BEGIN Selected text

Currently we have logic in the (experimental) DirectX backend which transform clang’s models of HLSL constructs into the equivalent representations in DXIL. For example, we transform hlsl.shader function attributes to metadata in DXILMetadata.cpp. However, when we read DXIL in to LLVM, we don’t have a very good place for the transformation in the opposite direction.
I would like to introduce a new library in lib/Transforms/DXIL where we can consolidate logic to transform in both directions. This would be a place for passes transforming between DXIL constructs and LLVM’s representations and the supporting logic that can be shared between those.
A few examples of things that would find a home here:
Translating DXIL metadata to shader function attributes and resource metadata
Translating resource metadata and function attributes into a format appropriate for DXIL
Mapping between DXIL operations and LLVM constructs / intrinsics
Handling DXIL’s metadata representation of shader models vs LLVM’s use of triples
Feedback welcome. Does anyone have concerns with adding another small library within Transforms? Is this the best place for this?
While the reader part makes sense in “Frontend”, the writer bit is really “Backend” (it is in fact, currently in “Target”). Since the goal is to share code between the reader and writer, if we were to use “Frontend” we’d end up with some pieces being somewhere odd.

END Selected text
BEGIN Exercise data

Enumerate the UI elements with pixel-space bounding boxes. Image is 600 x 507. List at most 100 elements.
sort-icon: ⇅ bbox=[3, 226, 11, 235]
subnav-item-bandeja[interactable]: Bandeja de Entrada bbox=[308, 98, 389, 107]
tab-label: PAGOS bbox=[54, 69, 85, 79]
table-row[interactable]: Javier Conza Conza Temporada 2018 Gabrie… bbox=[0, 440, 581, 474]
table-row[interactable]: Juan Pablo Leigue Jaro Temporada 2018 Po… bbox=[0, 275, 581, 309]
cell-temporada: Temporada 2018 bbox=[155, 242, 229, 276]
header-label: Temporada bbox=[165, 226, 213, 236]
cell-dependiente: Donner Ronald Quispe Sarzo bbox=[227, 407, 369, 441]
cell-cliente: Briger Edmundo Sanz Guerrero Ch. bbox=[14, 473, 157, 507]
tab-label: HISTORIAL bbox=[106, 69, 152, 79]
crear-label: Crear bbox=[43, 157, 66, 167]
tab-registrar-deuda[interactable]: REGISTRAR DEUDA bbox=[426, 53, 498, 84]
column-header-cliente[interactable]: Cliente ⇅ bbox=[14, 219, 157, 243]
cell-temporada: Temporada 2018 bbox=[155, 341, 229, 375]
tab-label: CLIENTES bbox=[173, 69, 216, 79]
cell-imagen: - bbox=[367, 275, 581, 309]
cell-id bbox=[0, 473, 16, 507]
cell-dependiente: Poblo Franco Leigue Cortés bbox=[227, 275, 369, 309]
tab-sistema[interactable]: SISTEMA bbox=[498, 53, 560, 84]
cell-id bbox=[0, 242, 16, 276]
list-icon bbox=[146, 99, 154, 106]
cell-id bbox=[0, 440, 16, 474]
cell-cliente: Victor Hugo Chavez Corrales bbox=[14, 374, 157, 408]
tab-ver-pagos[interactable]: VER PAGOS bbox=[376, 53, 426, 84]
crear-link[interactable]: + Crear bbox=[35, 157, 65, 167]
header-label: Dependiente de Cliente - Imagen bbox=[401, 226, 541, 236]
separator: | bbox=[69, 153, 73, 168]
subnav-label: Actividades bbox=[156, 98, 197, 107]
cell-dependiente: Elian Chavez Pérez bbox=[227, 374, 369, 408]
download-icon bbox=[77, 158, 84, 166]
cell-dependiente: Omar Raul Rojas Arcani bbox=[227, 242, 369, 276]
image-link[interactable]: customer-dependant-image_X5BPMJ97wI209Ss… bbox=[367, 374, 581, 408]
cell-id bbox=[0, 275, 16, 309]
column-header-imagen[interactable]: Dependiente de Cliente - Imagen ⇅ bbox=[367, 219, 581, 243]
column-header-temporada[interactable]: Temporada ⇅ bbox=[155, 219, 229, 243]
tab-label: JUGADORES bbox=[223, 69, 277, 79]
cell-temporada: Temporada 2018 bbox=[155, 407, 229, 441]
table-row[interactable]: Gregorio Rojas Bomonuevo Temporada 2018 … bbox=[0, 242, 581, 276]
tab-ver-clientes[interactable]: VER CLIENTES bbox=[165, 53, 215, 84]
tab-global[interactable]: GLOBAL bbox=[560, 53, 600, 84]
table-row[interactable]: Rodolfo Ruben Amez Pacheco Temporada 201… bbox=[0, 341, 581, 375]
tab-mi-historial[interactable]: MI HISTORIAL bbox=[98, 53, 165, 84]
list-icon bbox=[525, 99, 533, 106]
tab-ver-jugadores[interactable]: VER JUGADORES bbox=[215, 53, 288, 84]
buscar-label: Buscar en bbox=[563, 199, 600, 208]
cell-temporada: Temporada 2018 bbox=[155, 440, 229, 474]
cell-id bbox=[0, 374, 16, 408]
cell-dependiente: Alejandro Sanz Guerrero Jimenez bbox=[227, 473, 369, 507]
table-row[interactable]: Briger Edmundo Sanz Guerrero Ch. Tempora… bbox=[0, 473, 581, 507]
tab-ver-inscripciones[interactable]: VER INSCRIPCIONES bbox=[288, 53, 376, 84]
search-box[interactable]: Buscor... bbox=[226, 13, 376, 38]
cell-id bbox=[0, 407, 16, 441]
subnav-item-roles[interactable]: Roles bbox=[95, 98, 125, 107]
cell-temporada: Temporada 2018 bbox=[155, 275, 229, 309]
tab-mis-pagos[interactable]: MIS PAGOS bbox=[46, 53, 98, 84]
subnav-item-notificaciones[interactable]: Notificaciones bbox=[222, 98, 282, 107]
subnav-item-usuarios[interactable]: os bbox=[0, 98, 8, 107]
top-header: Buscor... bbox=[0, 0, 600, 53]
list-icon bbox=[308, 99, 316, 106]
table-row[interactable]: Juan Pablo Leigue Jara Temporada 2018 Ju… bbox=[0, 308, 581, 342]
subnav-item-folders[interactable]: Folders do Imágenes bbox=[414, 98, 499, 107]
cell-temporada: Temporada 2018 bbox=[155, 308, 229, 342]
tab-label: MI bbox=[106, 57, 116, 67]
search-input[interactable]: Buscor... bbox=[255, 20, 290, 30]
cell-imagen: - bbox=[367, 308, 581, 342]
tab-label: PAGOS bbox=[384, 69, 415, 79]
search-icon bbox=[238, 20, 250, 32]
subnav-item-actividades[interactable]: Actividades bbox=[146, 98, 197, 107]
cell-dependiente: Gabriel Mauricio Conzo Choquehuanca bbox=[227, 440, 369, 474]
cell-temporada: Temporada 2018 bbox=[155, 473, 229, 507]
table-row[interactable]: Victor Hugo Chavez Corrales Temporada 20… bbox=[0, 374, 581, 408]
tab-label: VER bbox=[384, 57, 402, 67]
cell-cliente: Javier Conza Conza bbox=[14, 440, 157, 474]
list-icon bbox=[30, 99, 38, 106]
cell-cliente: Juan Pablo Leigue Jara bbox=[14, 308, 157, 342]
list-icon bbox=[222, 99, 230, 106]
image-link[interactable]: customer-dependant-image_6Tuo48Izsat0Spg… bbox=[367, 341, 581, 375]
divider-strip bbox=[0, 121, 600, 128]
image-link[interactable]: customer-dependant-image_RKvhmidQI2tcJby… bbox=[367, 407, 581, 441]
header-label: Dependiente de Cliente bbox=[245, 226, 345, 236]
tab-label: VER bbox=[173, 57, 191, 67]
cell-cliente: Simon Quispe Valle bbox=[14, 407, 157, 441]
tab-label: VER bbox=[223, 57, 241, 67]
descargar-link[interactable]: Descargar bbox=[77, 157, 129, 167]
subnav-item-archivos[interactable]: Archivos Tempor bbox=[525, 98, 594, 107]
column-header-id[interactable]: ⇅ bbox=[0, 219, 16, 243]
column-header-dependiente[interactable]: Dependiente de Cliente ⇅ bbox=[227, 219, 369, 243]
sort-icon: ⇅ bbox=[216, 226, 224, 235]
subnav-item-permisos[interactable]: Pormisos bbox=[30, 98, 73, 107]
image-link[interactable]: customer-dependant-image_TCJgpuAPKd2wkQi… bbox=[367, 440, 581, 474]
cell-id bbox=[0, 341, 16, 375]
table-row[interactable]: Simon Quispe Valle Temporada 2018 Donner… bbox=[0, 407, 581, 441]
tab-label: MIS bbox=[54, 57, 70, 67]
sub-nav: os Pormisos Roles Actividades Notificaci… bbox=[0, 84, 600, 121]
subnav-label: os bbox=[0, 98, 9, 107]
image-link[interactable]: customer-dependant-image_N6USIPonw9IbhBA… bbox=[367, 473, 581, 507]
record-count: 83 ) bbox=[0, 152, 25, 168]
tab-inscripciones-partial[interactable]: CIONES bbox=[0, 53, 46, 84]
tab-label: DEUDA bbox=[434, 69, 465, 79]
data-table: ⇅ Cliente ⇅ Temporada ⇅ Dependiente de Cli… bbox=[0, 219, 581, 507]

END Exercise data

* [Activities]:
• a. Output, word for word, the part of the DXIL library proposal from "I would like" to "place for this?".
• b. According to the DXIL library proposal, why would placing the new library under "Frontend" be a poor choice?
The rows have no connection to the DXIL library proposal.

* [Expected outputs]:
• a.
I would like to introduce a new library in lib/Transforms/DXIL where we can consolidate logic to transform in both directions. This would be a place for passes transforming between DXIL constructs and LLVM’s representations and the supporting logic that can be shared between those.
A few examples of things that would find a home here:
Translating DXIL metadata to shader function attributes and resource metadata
Translating resource metadata and function attributes into a format appropriate for DXIL
Mapping between DXIL operations and LLVM constructs / intrinsics
Handling DXIL’s metadata representation of shader models vs LLVM’s use of triples
Feedback welcome. Does anyone have concerns with adding another small library within Transforms? Is this the best place for this?

• b. Only the reader part fits "Frontend". The writer part is really backend code and currently sits in "Target". Because the goal is to share code between the reader and the writer, a "Frontend" location would leave some pieces somewhere odd.